**** INPUT DATA ****
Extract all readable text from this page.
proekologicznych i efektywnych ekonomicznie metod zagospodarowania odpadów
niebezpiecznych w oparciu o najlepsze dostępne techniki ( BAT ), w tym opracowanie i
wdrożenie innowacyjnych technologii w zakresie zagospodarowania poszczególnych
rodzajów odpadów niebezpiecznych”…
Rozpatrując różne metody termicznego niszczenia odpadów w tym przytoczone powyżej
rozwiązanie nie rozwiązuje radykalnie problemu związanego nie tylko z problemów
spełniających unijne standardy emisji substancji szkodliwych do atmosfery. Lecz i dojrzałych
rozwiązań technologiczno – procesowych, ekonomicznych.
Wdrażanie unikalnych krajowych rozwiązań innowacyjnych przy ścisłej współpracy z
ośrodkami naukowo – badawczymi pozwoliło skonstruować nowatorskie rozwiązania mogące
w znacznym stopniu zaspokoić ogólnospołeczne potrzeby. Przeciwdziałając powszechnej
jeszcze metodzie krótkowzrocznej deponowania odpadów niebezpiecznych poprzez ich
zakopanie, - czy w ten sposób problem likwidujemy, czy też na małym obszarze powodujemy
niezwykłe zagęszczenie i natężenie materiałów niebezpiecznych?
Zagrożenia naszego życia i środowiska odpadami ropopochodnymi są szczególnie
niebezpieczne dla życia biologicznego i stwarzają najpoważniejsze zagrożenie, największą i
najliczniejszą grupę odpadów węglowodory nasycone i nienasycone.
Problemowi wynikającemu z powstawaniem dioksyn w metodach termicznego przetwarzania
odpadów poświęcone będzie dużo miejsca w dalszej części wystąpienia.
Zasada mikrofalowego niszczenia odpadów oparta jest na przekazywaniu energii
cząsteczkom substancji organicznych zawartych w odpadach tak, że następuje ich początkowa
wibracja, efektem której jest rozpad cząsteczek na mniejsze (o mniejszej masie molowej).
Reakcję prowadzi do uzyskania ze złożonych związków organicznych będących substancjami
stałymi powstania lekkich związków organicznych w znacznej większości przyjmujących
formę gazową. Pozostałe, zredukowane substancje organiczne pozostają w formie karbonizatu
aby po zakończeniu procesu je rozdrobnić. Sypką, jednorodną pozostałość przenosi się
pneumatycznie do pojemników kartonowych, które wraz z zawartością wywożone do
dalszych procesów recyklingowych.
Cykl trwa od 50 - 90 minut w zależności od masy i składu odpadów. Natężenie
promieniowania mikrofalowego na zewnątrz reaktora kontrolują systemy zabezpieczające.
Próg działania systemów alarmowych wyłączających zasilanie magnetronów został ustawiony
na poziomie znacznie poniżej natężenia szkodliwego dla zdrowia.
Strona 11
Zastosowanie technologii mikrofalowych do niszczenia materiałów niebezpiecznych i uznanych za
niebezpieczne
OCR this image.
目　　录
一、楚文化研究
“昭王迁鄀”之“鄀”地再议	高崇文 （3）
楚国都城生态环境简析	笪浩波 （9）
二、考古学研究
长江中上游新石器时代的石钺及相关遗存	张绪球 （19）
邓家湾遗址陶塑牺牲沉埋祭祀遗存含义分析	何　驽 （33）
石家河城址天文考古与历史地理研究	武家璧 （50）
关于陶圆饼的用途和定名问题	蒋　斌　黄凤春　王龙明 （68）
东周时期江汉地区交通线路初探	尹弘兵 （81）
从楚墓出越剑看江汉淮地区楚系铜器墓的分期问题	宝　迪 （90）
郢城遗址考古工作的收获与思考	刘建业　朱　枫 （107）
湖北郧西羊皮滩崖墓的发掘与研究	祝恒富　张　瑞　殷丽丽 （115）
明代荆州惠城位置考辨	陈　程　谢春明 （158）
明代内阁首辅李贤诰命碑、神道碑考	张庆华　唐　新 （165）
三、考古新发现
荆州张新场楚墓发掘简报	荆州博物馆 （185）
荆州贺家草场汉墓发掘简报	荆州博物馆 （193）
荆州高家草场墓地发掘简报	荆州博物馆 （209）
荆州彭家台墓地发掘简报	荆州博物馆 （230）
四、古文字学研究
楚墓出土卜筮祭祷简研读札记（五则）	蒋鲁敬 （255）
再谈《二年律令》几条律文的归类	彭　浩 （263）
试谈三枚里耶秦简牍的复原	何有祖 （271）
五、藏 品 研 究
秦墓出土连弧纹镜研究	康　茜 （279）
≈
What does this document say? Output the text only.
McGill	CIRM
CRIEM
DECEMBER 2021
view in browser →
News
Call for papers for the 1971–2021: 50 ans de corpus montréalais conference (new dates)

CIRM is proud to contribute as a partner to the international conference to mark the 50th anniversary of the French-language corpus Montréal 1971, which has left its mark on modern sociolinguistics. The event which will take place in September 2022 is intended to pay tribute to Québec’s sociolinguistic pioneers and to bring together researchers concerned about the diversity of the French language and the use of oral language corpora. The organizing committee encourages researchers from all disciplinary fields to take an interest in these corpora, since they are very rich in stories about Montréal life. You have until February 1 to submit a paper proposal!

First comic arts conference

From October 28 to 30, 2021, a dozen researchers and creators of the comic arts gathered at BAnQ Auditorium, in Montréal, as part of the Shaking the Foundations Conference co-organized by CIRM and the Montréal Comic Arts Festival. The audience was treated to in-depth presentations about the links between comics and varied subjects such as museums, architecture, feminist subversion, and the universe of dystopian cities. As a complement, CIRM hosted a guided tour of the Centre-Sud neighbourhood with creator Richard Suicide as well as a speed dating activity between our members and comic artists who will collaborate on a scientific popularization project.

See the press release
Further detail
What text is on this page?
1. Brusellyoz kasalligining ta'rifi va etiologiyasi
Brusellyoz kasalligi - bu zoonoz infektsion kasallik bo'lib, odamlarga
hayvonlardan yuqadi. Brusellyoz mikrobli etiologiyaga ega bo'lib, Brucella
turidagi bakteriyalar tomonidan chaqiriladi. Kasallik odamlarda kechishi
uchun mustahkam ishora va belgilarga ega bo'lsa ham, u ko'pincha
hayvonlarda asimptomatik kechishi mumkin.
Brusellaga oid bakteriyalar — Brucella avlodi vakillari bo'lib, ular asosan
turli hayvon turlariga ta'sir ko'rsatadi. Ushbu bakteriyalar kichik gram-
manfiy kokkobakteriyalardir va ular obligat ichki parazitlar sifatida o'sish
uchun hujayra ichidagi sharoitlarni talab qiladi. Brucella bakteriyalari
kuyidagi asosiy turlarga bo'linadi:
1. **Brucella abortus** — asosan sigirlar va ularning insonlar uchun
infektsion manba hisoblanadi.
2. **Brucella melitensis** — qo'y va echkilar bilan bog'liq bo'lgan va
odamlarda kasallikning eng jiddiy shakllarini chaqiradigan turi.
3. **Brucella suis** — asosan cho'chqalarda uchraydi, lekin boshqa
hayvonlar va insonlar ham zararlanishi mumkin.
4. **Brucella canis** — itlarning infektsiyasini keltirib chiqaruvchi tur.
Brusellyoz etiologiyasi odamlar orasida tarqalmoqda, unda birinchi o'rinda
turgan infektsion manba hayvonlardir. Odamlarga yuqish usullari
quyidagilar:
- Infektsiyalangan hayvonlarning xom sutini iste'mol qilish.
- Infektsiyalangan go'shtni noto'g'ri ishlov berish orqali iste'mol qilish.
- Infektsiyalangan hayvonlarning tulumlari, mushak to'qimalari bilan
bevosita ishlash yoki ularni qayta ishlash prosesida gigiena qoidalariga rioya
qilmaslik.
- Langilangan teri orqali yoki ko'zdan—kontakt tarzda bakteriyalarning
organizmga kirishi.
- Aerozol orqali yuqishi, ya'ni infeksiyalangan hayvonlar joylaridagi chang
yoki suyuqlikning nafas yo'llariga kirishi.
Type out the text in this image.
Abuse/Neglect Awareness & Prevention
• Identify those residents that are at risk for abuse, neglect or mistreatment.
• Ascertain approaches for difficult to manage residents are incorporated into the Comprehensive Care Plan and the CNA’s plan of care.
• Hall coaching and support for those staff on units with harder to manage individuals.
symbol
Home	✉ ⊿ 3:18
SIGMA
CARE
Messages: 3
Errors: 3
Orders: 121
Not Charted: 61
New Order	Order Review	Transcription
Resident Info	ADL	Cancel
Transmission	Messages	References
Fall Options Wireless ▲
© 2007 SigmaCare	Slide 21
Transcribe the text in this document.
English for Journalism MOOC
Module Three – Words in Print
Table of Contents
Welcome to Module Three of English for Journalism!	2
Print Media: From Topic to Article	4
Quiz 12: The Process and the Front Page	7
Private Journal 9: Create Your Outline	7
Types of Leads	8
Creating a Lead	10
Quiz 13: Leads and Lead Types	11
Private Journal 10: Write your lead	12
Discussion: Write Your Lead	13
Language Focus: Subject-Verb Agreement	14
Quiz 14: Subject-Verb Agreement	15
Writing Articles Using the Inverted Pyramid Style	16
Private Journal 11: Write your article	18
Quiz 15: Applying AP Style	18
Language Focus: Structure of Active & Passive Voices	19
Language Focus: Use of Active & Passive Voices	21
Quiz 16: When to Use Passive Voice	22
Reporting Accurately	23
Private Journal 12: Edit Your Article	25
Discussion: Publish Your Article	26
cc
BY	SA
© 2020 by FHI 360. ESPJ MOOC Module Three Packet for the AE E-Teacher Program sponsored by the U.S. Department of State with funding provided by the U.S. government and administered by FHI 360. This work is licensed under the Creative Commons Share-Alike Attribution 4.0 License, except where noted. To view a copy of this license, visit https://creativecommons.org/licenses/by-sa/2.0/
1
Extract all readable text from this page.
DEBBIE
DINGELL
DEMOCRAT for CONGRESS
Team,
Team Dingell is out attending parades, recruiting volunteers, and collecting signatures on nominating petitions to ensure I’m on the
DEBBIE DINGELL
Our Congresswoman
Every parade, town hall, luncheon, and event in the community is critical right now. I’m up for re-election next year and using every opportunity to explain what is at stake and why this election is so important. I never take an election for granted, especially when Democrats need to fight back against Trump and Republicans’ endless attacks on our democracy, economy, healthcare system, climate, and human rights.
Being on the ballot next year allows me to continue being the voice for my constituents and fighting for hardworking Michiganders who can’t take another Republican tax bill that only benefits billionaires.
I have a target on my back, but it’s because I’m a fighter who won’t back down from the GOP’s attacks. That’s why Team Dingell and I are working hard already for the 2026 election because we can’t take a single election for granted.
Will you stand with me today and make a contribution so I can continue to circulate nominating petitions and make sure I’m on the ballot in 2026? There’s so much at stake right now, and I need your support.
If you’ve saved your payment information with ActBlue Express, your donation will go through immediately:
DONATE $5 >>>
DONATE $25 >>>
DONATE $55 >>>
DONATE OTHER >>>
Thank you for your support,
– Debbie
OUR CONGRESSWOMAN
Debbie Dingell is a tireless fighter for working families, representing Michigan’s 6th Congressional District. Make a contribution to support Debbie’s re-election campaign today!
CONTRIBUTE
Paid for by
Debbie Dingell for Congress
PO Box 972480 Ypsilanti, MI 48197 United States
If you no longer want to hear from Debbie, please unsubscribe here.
****
| TASK TO CARRY OUT |
Copy out each line of the listing that holds "życia".

| WRITTEN REPLY |
Zagrożenia naszego życia i środowiska odpadami ropopochodnymi są szczególnie
niebezpieczne dla życia biologicznego i stwarzają najpoważniejsze zagrożenie, największą i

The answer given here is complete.